Entries from a visual dataset:
BEGIN
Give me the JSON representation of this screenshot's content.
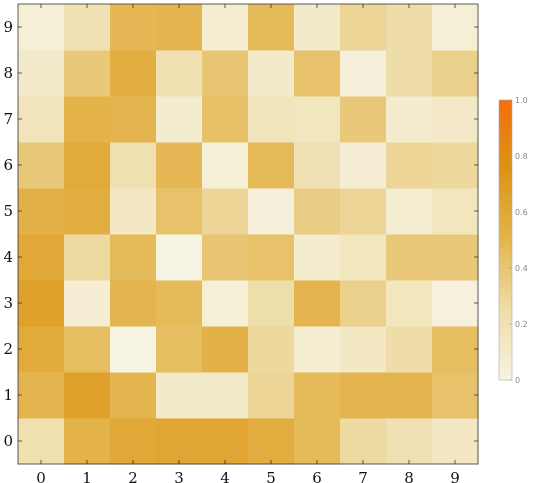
{
  "chart_data": {
    "type": "heatmap",
    "title": "",
    "xlabel": "",
    "ylabel": "",
    "x_categories": [
      "0",
      "1",
      "2",
      "3",
      "4",
      "5",
      "6",
      "7",
      "8",
      "9"
    ],
    "y_categories": [
      "0",
      "1",
      "2",
      "3",
      "4",
      "5",
      "6",
      "7",
      "8",
      "9"
    ],
    "z_range": [
      0,
      1
    ],
    "colorbar_ticks": [
      "0",
      "0.2",
      "0.4",
      "0.6",
      "0.8",
      "1.0"
    ],
    "color_stops": [
      "#F7F3E2",
      "#EEDDA8",
      "#E4B54E",
      "#DC9414",
      "#F07010"
    ],
    "grid": false,
    "legend": "right",
    "values": [
      [
        0.22,
        0.52,
        0.6,
        0.62,
        0.62,
        0.57,
        0.47,
        0.27,
        0.2,
        0.14
      ],
      [
        0.5,
        0.65,
        0.5,
        0.1,
        0.1,
        0.3,
        0.47,
        0.5,
        0.5,
        0.42
      ],
      [
        0.58,
        0.45,
        0.0,
        0.45,
        0.53,
        0.28,
        0.07,
        0.13,
        0.25,
        0.45
      ],
      [
        0.65,
        0.06,
        0.5,
        0.47,
        0.05,
        0.24,
        0.5,
        0.33,
        0.15,
        0.02
      ],
      [
        0.6,
        0.27,
        0.47,
        0.0,
        0.4,
        0.42,
        0.08,
        0.15,
        0.38,
        0.38
      ],
      [
        0.53,
        0.55,
        0.13,
        0.42,
        0.3,
        0.03,
        0.35,
        0.3,
        0.07,
        0.15
      ],
      [
        0.38,
        0.58,
        0.22,
        0.48,
        0.05,
        0.47,
        0.2,
        0.06,
        0.3,
        0.28
      ],
      [
        0.17,
        0.52,
        0.5,
        0.08,
        0.43,
        0.17,
        0.15,
        0.38,
        0.08,
        0.11
      ],
      [
        0.1,
        0.38,
        0.55,
        0.21,
        0.4,
        0.1,
        0.42,
        0.03,
        0.25,
        0.33
      ],
      [
        0.05,
        0.2,
        0.48,
        0.5,
        0.07,
        0.47,
        0.1,
        0.3,
        0.25,
        0.05
      ]
    ]
  }
}
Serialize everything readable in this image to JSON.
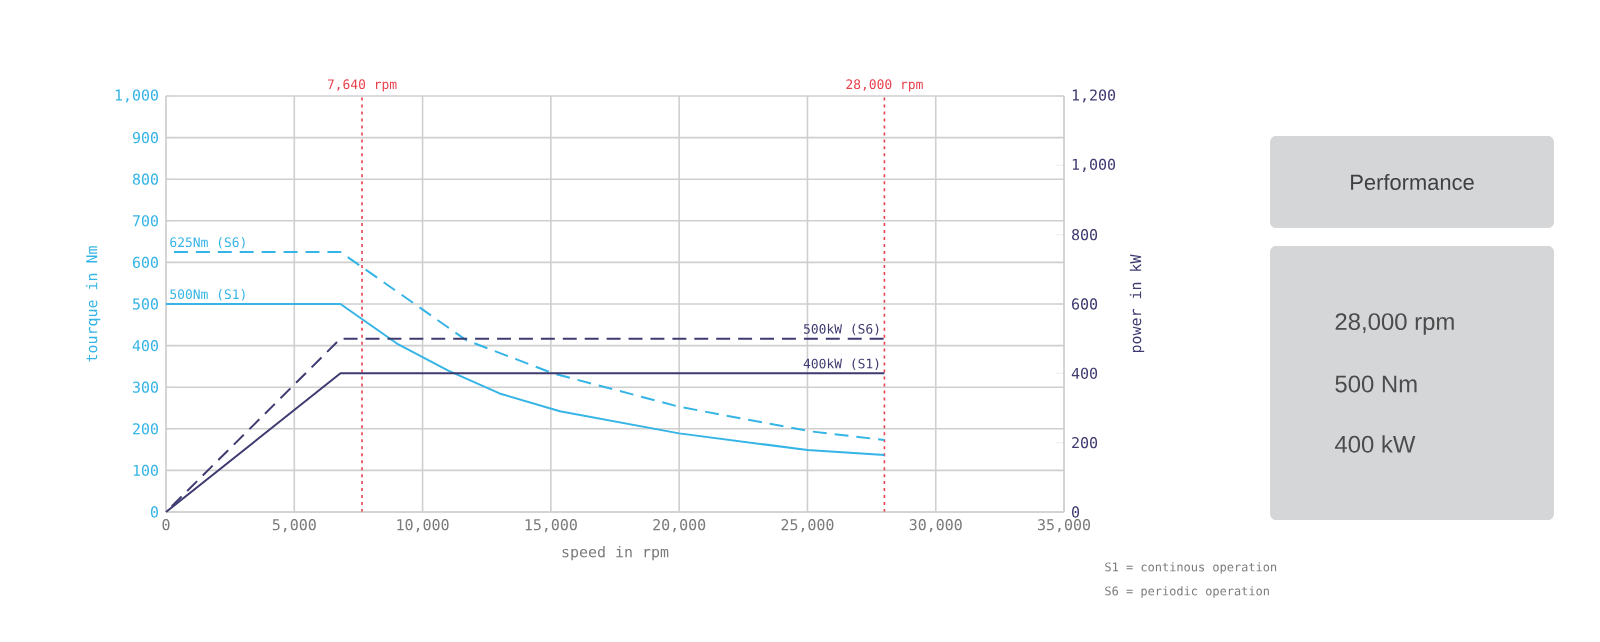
{
  "chart_data": [
    {
      "type": "line",
      "xlabel": "speed in rpm",
      "ylabel": "tourque in Nm",
      "y2label": "power in kW",
      "xlim": [
        0,
        35000
      ],
      "xticks": [
        0,
        {
          "value": 5000,
          "label": "5,000"
        },
        {
          "value": 10000,
          "label": "10,000"
        },
        {
          "value": 15000,
          "label": "15,000"
        },
        {
          "value": 20000,
          "label": "20,000"
        },
        {
          "value": 25000,
          "label": "25,000"
        },
        {
          "value": 30000,
          "label": "30,000"
        },
        {
          "value": 35000,
          "label": "35,000"
        }
      ],
      "ylim": [
        0,
        1000
      ],
      "yticks": [
        0,
        100,
        200,
        300,
        400,
        500,
        600,
        700,
        800,
        900,
        {
          "value": 1000,
          "label": "1,000"
        }
      ],
      "y2lim": [
        0,
        1200
      ],
      "y2ticks": [
        0,
        200,
        400,
        600,
        800,
        {
          "value": 1000,
          "label": "1,000"
        },
        {
          "value": 1200,
          "label": "1,200"
        }
      ],
      "grid": true,
      "series": [
        {
          "name": "625Nm (S6)",
          "color": "#35b4e6",
          "line_style": "dashed",
          "x": [
            0,
            6800,
            9000,
            11700,
            15100,
            20000,
            25100,
            28000
          ],
          "values": [
            625,
            625,
            530,
            413,
            333,
            253,
            194,
            173
          ]
        },
        {
          "name": "500Nm (S1)",
          "color": "#35b4e6",
          "line_style": "solid",
          "x": [
            0,
            6800,
            9000,
            11000,
            13000,
            15350,
            20000,
            25000,
            28000
          ],
          "values": [
            500,
            500,
            405,
            340,
            285,
            242,
            189,
            149,
            137
          ]
        },
        {
          "name": "500kW (S6)",
          "color": "#3e3b70",
          "line_style": "dashed",
          "axis": "y2",
          "x": [
            0,
            6800,
            28000
          ],
          "values": [
            0,
            500,
            500
          ]
        },
        {
          "name": "400kW (S1)",
          "color": "#3e3b70",
          "line_style": "solid",
          "axis": "y2",
          "x": [
            0,
            6800,
            28000
          ],
          "values": [
            0,
            400,
            400
          ]
        }
      ],
      "ref_lines": [
        {
          "axis": "x",
          "value": 7640,
          "label": "7,640 rpm",
          "color": "#e8414e",
          "line_style": "dotted"
        },
        {
          "axis": "x",
          "value": 28000,
          "label": "28,000 rpm",
          "color": "#e8414e",
          "line_style": "dotted"
        }
      ],
      "annotations": [
        "S1 = continous operation",
        "S6 = periodic operation"
      ]
    },
    {
      "type": "other",
      "title": "Performance",
      "annotations": [
        "28,000 rpm",
        "500 Nm",
        "400 kW"
      ]
    }
  ]
}
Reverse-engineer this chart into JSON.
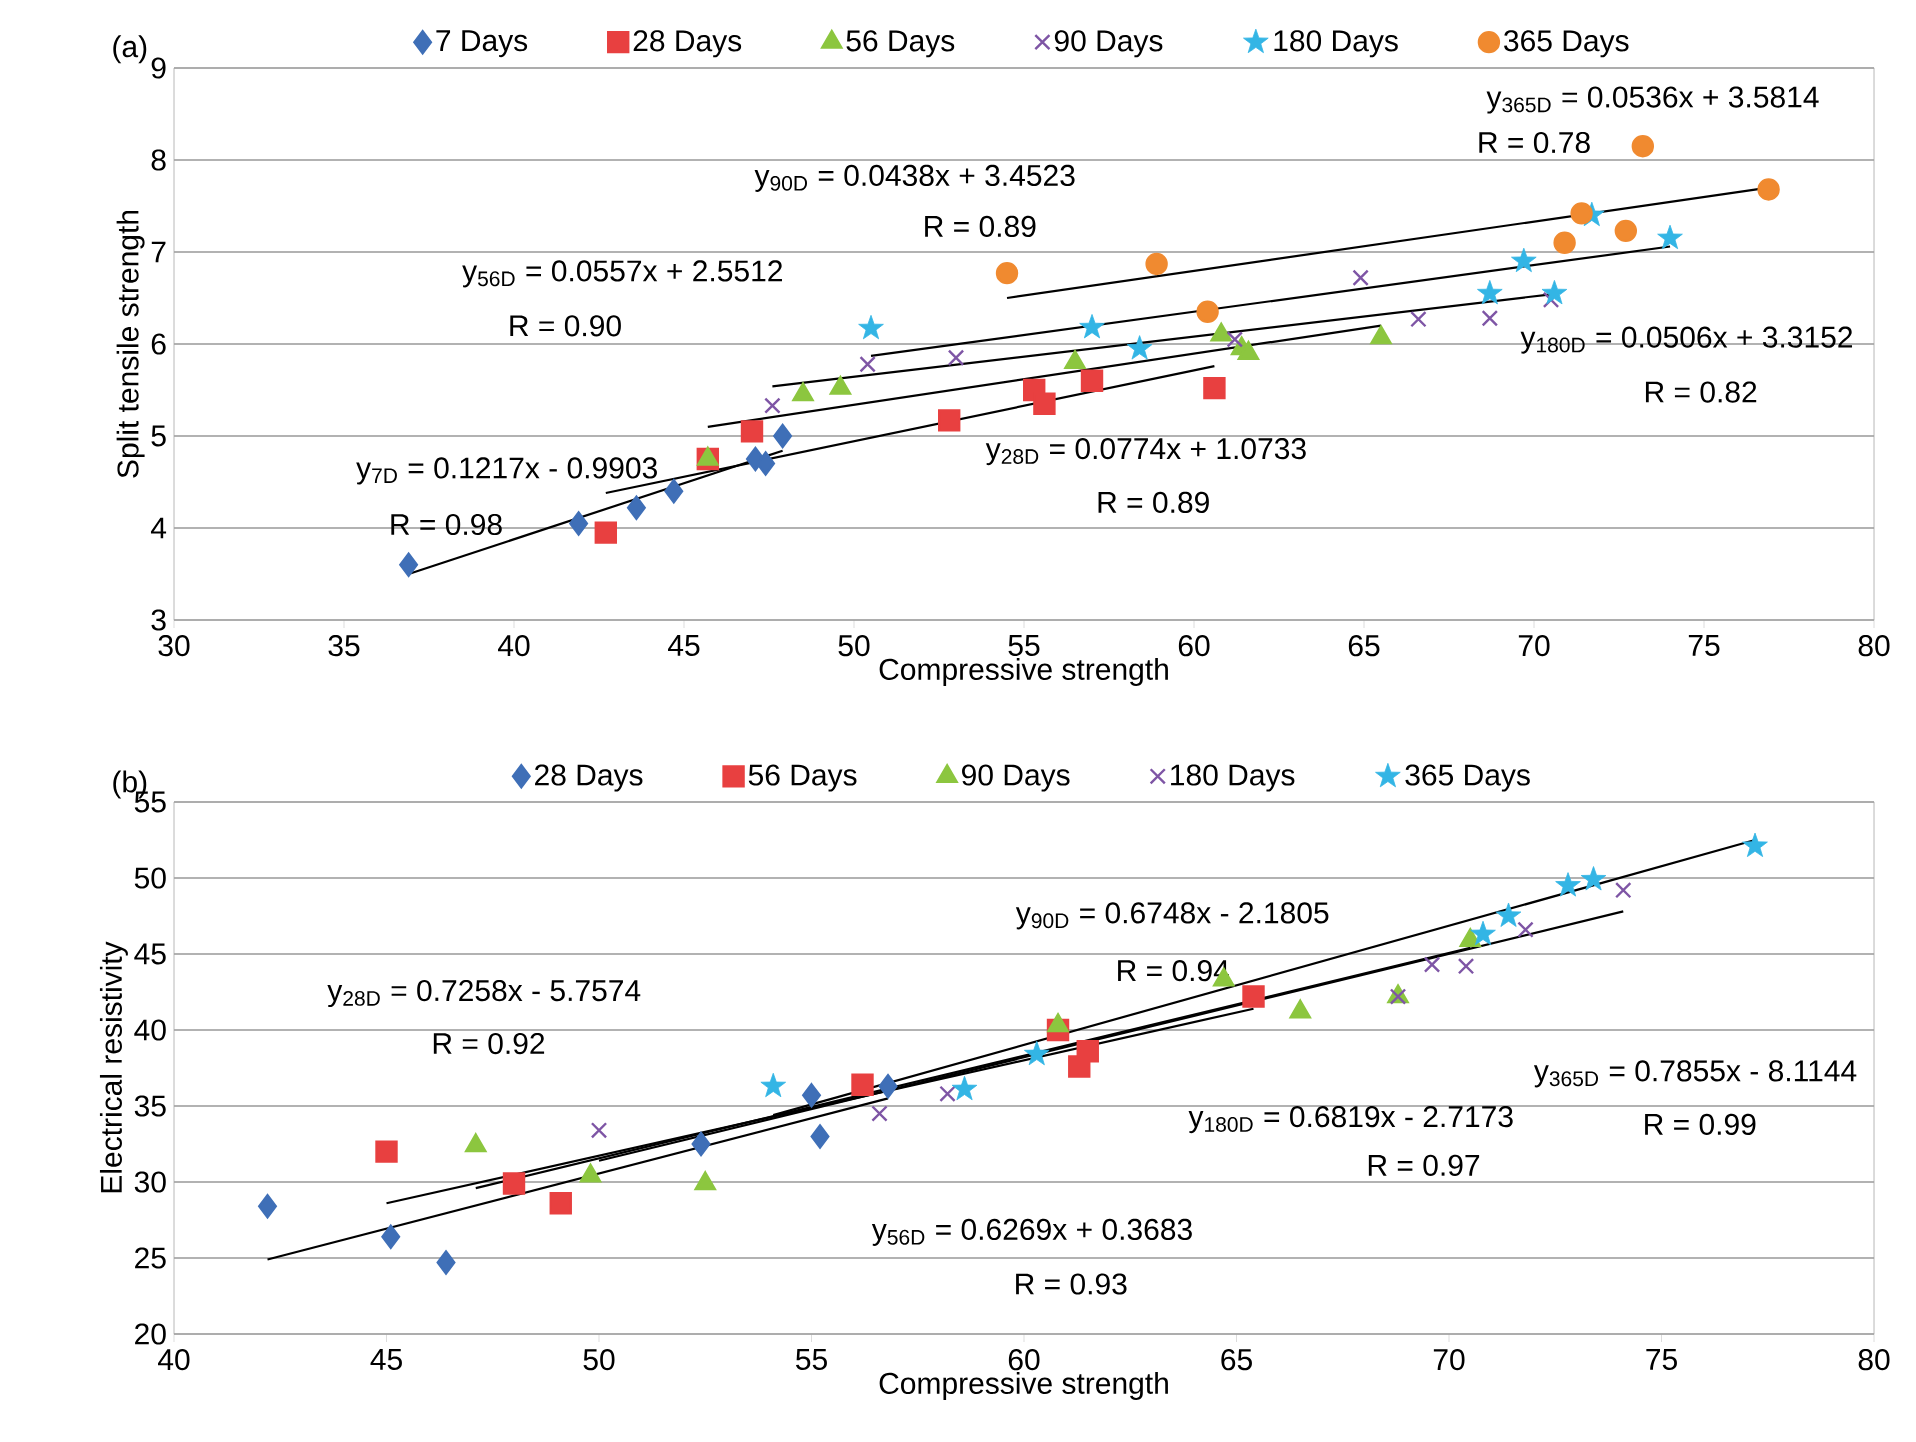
{
  "chart_data": [
    {
      "type": "scatter",
      "xlabel": "Compressive strength",
      "ylabel": "Split tensile strength",
      "xlim": [
        30,
        80
      ],
      "ylim": [
        3,
        9
      ],
      "xticks": [
        30,
        35,
        40,
        45,
        50,
        55,
        60,
        65,
        70,
        75,
        80
      ],
      "yticks": [
        3,
        4,
        5,
        6,
        7,
        8,
        9
      ],
      "grid": "y",
      "legend": "top",
      "series": [
        {
          "name": "7 Days",
          "color": "#3f6fb7",
          "marker": "diamond",
          "x": [
            36.9,
            41.9,
            43.6,
            44.7,
            47.1,
            47.4,
            47.9
          ],
          "values": [
            3.6,
            4.05,
            4.22,
            4.4,
            4.75,
            4.7,
            5.0
          ]
        },
        {
          "name": "28 Days",
          "color": "#e84040",
          "marker": "square",
          "x": [
            42.7,
            45.7,
            47.0,
            52.8,
            55.3,
            55.6,
            57.0,
            60.6
          ],
          "values": [
            3.95,
            4.75,
            5.05,
            5.17,
            5.5,
            5.35,
            5.6,
            5.52
          ]
        },
        {
          "name": "56 Days",
          "color": "#8cc63f",
          "marker": "triangle",
          "x": [
            45.7,
            48.5,
            49.6,
            56.5,
            60.8,
            61.4,
            61.6,
            65.5
          ],
          "values": [
            4.75,
            5.45,
            5.52,
            5.8,
            6.1,
            5.95,
            5.9,
            6.07
          ]
        },
        {
          "name": "90 Days",
          "color": "#7e55a5",
          "marker": "cross",
          "x": [
            47.6,
            50.4,
            53.0,
            61.2,
            64.9,
            66.6,
            68.7,
            70.5
          ],
          "values": [
            5.33,
            5.78,
            5.85,
            6.05,
            6.72,
            6.27,
            6.28,
            6.48
          ]
        },
        {
          "name": "180 Days",
          "color": "#33b5e5",
          "marker": "star",
          "x": [
            50.5,
            57.0,
            58.4,
            68.7,
            69.7,
            70.6,
            71.7,
            74.0
          ],
          "values": [
            6.17,
            6.18,
            5.95,
            6.55,
            6.9,
            6.55,
            7.4,
            7.15
          ]
        },
        {
          "name": "365 Days",
          "color": "#f08a30",
          "marker": "circle",
          "x": [
            54.5,
            58.9,
            60.4,
            70.9,
            71.4,
            72.7,
            73.2,
            76.9
          ],
          "values": [
            6.77,
            6.87,
            6.35,
            7.1,
            7.42,
            7.23,
            8.15,
            7.68
          ]
        },
        {
          "type": "line",
          "color": "#000000",
          "x": [
            36.9,
            47.9
          ],
          "values": [
            3.5,
            4.84
          ]
        },
        {
          "type": "line",
          "color": "#000000",
          "x": [
            42.7,
            60.6
          ],
          "values": [
            4.38,
            5.76
          ]
        },
        {
          "type": "line",
          "color": "#000000",
          "x": [
            45.7,
            65.5
          ],
          "values": [
            5.1,
            6.2
          ]
        },
        {
          "type": "line",
          "color": "#000000",
          "x": [
            47.6,
            70.5
          ],
          "values": [
            5.54,
            6.54
          ]
        },
        {
          "type": "line",
          "color": "#000000",
          "x": [
            50.5,
            74.0
          ],
          "values": [
            5.87,
            7.06
          ]
        },
        {
          "type": "line",
          "color": "#000000",
          "x": [
            54.5,
            76.9
          ],
          "values": [
            6.5,
            7.7
          ]
        }
      ],
      "annotations": [
        "(a)",
        "y$_{7D}$ = 0.1217x - 0.9903",
        "R = 0.98",
        "y$_{56D}$ = 0.0557x + 2.5512",
        "R = 0.90",
        "y$_{28D}$ = 0.0774x + 1.0733",
        "R = 0.89",
        "y$_{90D}$ = 0.0438x + 3.4523",
        "R = 0.89",
        "y$_{180D}$ = 0.0506x + 3.3152",
        "R = 0.82",
        "y$_{365D}$ = 0.0536x + 3.5814",
        "R = 0.78"
      ]
    },
    {
      "type": "scatter",
      "xlabel": "Compressive strength",
      "ylabel": "Electrical resistivity",
      "xlim": [
        40,
        80
      ],
      "ylim": [
        20,
        55
      ],
      "xticks": [
        40,
        45,
        50,
        55,
        60,
        65,
        70,
        75,
        80
      ],
      "yticks": [
        20,
        25,
        30,
        35,
        40,
        45,
        50,
        55
      ],
      "grid": "y",
      "legend": "top",
      "series": [
        {
          "name": "28 Days",
          "color": "#3f6fb7",
          "marker": "diamond",
          "x": [
            42.2,
            45.1,
            46.4,
            52.4,
            55.0,
            55.2,
            56.8
          ],
          "values": [
            28.4,
            26.4,
            24.7,
            32.5,
            35.7,
            33.0,
            36.3
          ]
        },
        {
          "name": "56 Days",
          "color": "#e84040",
          "marker": "square",
          "x": [
            45.0,
            48.0,
            49.1,
            56.2,
            60.8,
            61.3,
            61.5,
            65.4
          ],
          "values": [
            32.0,
            29.9,
            28.6,
            36.4,
            40.0,
            37.6,
            38.6,
            42.2
          ]
        },
        {
          "name": "90 Days",
          "color": "#8cc63f",
          "marker": "triangle",
          "x": [
            47.1,
            49.8,
            52.5,
            60.8,
            64.7,
            66.5,
            68.8,
            70.5
          ],
          "values": [
            32.4,
            30.4,
            29.9,
            40.3,
            43.3,
            41.2,
            42.2,
            45.9
          ]
        },
        {
          "name": "180 Days",
          "color": "#7e55a5",
          "marker": "cross",
          "x": [
            50.0,
            56.6,
            58.2,
            68.8,
            69.6,
            70.4,
            71.8,
            74.1
          ],
          "values": [
            33.4,
            34.5,
            35.8,
            42.2,
            44.3,
            44.2,
            46.6,
            49.2
          ]
        },
        {
          "name": "365 Days",
          "color": "#33b5e5",
          "marker": "star",
          "x": [
            54.1,
            58.6,
            60.3,
            70.8,
            71.4,
            72.8,
            73.4,
            77.2
          ],
          "values": [
            36.3,
            36.1,
            38.4,
            46.3,
            47.5,
            49.5,
            49.9,
            52.1
          ]
        },
        {
          "type": "line",
          "color": "#000000",
          "x": [
            42.2,
            56.8
          ],
          "values": [
            24.9,
            35.5
          ]
        },
        {
          "type": "line",
          "color": "#000000",
          "x": [
            45.0,
            65.4
          ],
          "values": [
            28.6,
            41.4
          ]
        },
        {
          "type": "line",
          "color": "#000000",
          "x": [
            47.1,
            70.5
          ],
          "values": [
            29.6,
            45.4
          ]
        },
        {
          "type": "line",
          "color": "#000000",
          "x": [
            50.0,
            74.1
          ],
          "values": [
            31.4,
            47.8
          ]
        },
        {
          "type": "line",
          "color": "#000000",
          "x": [
            54.1,
            77.2
          ],
          "values": [
            34.4,
            52.5
          ]
        }
      ],
      "annotations": [
        "(b)",
        "y$_{28D}$ = 0.7258x - 5.7574",
        "R = 0.92",
        "y$_{90D}$ = 0.6748x - 2.1805",
        "R = 0.94",
        "y$_{365D}$ = 0.7855x - 8.1144",
        "R = 0.99",
        "y$_{180D}$ = 0.6819x - 2.7173",
        "R = 0.97",
        "y$_{56D}$ = 0.6269x + 0.3683",
        "R = 0.93"
      ]
    }
  ]
}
END
▶ _To do_: Show the lines of the material that contain the word "xlabel".

▶ _Output of the task_:
    "xlabel": "",
      "xlabel": "speed in rpm",
      "xlabel": "Compressive strength",
      "xlabel": "Compressive strength",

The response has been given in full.